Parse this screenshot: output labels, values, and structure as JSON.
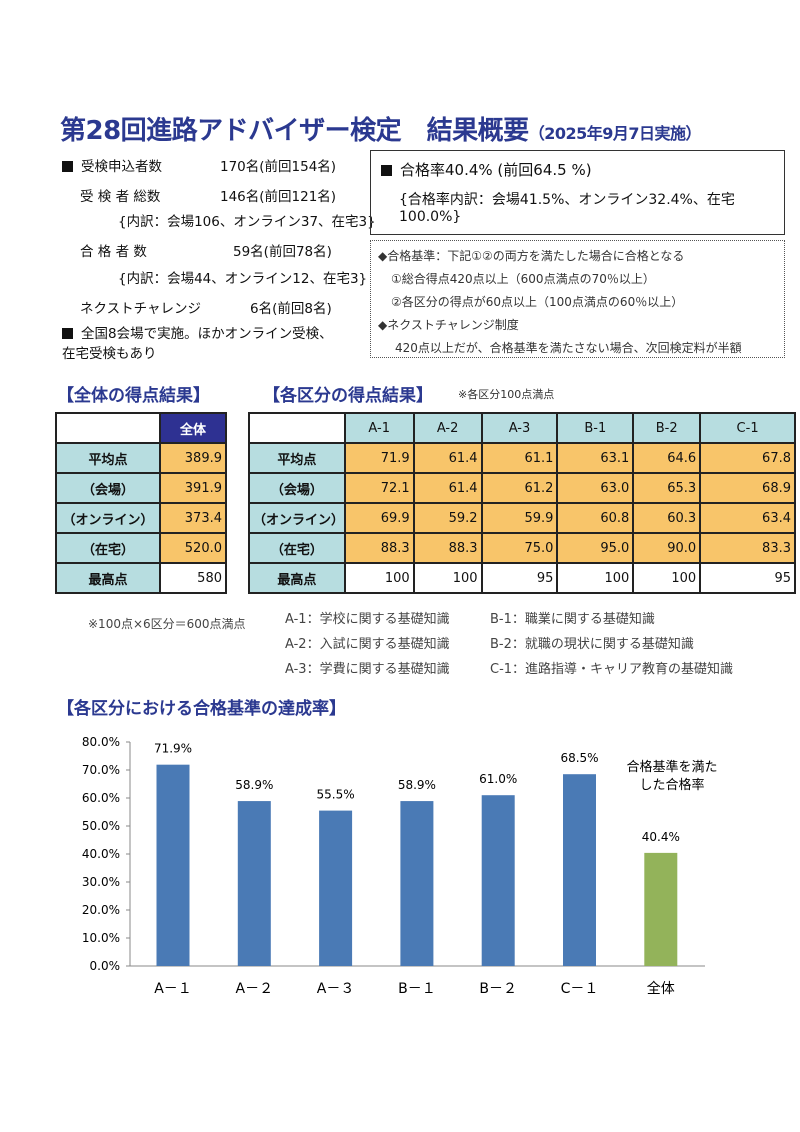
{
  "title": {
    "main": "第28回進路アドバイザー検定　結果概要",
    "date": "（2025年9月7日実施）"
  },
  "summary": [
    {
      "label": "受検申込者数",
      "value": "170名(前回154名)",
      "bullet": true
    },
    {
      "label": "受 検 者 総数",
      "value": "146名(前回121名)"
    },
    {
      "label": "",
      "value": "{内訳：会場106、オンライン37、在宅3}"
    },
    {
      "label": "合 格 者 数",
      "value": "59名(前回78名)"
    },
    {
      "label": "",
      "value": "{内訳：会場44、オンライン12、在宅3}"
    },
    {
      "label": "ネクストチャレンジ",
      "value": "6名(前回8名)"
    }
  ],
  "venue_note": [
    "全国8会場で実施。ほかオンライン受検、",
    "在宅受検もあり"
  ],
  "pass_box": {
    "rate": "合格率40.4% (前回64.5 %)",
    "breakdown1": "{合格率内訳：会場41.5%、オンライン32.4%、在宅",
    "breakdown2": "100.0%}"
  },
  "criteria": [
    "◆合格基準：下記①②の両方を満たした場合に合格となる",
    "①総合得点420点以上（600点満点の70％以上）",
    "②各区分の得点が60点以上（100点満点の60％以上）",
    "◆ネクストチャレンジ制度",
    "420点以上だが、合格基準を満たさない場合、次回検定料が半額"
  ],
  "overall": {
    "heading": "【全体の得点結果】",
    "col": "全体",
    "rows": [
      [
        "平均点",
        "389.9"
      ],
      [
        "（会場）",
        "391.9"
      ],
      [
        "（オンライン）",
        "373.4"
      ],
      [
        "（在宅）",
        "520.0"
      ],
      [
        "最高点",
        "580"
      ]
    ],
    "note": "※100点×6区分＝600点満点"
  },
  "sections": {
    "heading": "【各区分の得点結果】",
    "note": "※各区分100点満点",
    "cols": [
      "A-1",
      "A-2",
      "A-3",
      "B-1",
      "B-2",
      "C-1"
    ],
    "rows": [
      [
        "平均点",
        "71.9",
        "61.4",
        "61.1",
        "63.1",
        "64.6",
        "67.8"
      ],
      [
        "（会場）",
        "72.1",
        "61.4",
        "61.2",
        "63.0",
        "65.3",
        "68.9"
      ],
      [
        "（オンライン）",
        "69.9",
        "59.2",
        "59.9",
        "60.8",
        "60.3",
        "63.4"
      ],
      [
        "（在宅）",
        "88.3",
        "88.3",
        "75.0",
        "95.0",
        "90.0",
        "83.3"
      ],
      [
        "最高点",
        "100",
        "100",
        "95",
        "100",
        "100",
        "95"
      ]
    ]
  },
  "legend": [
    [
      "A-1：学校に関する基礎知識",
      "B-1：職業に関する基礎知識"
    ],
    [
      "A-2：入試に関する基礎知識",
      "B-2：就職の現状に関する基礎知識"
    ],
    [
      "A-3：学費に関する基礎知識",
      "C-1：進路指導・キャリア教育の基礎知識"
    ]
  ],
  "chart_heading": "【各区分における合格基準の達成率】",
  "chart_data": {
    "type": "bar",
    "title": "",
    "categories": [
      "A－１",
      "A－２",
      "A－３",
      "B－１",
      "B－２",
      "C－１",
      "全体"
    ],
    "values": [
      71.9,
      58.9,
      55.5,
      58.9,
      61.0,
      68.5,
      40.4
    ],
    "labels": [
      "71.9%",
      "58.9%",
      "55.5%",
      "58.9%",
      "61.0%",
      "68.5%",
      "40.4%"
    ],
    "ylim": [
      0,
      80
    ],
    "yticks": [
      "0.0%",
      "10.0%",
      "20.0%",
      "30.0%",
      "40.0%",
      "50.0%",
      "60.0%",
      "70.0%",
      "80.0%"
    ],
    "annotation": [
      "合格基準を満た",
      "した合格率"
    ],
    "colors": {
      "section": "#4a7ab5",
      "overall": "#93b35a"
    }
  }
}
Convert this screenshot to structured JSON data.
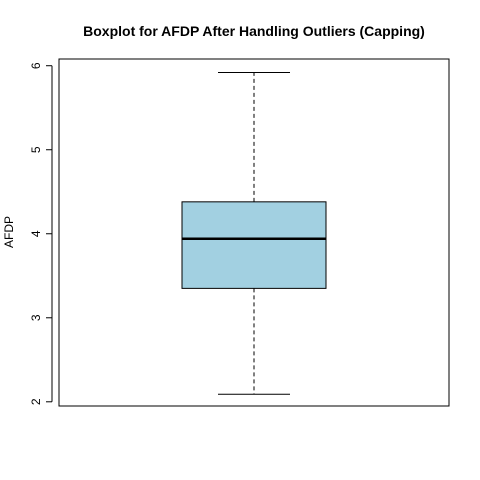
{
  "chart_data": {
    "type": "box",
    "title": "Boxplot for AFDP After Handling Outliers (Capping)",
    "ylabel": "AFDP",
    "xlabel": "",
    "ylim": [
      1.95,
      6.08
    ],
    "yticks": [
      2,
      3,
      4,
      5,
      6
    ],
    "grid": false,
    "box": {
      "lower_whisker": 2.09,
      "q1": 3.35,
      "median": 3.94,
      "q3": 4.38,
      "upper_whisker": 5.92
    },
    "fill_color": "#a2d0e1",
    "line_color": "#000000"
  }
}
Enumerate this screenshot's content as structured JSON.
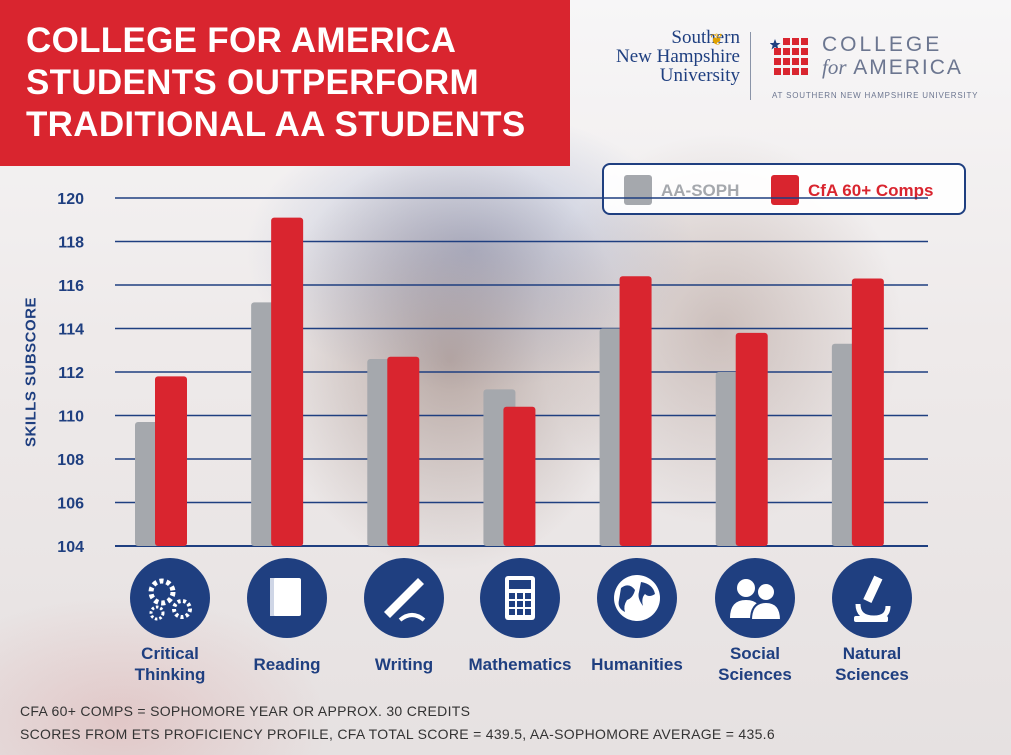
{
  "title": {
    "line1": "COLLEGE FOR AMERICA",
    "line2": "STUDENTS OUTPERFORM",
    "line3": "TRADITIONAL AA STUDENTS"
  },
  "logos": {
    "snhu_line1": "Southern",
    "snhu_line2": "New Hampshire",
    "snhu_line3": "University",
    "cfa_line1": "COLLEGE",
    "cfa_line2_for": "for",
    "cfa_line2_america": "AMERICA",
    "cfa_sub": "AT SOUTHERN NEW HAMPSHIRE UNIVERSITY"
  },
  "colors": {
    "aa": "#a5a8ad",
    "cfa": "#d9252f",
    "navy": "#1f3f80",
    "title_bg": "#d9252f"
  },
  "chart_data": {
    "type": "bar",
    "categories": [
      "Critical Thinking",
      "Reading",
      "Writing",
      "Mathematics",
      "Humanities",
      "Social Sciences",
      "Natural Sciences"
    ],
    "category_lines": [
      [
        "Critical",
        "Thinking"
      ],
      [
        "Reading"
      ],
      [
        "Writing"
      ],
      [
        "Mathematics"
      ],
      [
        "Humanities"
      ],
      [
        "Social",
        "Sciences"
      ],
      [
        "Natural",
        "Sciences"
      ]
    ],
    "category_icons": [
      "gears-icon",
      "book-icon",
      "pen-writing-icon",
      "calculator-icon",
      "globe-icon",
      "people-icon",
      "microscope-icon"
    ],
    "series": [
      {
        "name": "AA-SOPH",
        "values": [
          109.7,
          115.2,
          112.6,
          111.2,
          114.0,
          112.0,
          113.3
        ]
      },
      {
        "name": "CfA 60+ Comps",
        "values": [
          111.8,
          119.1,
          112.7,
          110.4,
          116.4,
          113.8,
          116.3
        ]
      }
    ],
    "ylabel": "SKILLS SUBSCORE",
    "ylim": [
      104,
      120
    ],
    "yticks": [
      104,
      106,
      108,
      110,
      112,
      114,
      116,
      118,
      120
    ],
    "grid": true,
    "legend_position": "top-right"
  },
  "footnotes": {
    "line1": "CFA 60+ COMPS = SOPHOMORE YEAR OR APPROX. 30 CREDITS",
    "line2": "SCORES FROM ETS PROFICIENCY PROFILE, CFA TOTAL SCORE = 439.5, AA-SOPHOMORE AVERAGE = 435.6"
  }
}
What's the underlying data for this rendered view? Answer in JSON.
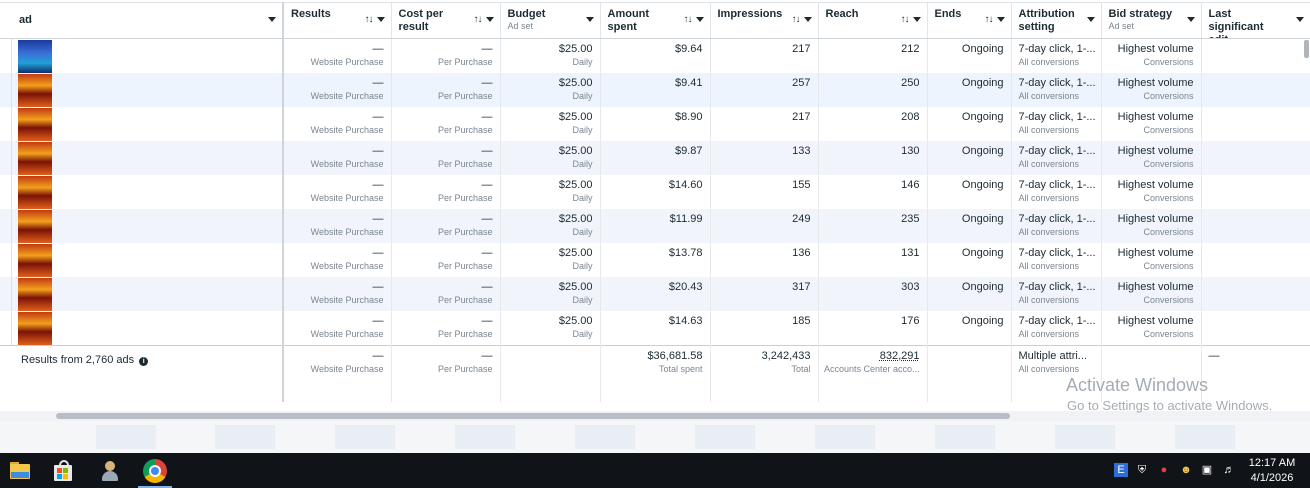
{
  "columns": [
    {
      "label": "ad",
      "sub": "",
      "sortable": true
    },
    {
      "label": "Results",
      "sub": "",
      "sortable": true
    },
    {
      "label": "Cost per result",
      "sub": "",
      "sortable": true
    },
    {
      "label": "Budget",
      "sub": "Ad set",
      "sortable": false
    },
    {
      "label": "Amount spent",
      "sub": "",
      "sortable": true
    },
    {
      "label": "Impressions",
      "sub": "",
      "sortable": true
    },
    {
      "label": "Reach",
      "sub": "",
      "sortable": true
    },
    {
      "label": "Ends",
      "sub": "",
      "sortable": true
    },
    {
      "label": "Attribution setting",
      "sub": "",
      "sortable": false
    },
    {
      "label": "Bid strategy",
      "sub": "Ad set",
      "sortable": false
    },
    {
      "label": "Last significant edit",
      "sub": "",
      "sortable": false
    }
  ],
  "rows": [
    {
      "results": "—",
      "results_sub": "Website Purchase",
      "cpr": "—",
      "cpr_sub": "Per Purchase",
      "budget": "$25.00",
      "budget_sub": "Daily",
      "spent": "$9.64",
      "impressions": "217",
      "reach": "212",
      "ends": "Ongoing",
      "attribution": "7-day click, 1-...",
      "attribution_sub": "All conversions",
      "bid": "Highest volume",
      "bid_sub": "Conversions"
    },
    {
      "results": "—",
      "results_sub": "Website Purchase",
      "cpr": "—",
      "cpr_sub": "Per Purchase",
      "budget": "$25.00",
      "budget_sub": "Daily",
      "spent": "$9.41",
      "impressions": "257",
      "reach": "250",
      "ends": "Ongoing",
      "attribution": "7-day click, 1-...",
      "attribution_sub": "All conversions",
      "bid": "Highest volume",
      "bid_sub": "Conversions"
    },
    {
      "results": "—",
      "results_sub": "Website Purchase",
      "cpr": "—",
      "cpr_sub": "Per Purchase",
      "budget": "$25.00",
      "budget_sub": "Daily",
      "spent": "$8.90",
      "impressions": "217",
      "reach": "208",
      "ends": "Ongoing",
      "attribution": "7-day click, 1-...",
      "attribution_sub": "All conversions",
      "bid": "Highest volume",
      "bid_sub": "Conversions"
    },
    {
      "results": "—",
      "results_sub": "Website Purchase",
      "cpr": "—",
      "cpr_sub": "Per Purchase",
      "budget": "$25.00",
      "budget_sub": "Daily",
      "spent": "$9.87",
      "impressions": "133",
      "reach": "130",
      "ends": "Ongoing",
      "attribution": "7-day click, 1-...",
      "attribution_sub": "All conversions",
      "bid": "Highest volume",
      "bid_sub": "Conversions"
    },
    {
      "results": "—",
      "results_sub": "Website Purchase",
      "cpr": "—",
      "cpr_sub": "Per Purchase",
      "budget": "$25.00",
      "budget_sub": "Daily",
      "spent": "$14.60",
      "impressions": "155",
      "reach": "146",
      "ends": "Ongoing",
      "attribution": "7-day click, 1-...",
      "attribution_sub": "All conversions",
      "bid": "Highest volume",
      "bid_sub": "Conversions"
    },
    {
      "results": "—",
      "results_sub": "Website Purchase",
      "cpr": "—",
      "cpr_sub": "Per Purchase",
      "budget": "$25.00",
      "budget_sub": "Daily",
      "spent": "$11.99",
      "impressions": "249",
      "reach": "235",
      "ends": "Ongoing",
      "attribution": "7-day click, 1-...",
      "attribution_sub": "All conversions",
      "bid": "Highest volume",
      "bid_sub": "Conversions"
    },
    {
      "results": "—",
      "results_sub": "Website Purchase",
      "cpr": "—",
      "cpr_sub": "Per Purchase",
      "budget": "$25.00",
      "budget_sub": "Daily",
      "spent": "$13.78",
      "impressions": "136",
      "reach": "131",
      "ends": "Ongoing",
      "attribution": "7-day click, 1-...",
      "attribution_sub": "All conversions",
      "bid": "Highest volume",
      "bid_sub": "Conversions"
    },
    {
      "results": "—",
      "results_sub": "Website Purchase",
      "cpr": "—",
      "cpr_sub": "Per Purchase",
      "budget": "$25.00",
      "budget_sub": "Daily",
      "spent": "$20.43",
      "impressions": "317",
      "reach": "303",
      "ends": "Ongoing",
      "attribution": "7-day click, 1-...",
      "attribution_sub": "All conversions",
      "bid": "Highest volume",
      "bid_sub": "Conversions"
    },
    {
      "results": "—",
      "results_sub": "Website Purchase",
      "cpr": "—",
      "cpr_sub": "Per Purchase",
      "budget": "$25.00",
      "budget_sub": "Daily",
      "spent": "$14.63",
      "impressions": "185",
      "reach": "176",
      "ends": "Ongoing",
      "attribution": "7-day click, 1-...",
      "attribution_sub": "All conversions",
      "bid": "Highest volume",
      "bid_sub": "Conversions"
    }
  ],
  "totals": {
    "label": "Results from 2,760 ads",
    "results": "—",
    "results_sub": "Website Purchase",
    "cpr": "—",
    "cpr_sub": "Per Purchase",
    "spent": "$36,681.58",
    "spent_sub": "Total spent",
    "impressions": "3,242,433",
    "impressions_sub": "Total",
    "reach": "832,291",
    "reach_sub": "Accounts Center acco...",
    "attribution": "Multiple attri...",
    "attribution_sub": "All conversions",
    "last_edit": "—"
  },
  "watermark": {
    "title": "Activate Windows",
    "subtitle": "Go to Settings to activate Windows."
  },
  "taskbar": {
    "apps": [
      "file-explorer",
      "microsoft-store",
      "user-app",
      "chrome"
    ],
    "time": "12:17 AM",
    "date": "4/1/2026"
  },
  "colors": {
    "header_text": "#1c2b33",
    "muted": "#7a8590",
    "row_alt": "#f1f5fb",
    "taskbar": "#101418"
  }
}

- _Objective_: Exactly how many lines of the listing above contain the string "STUDENTS"? Give no more than the number.

- _Output_: 2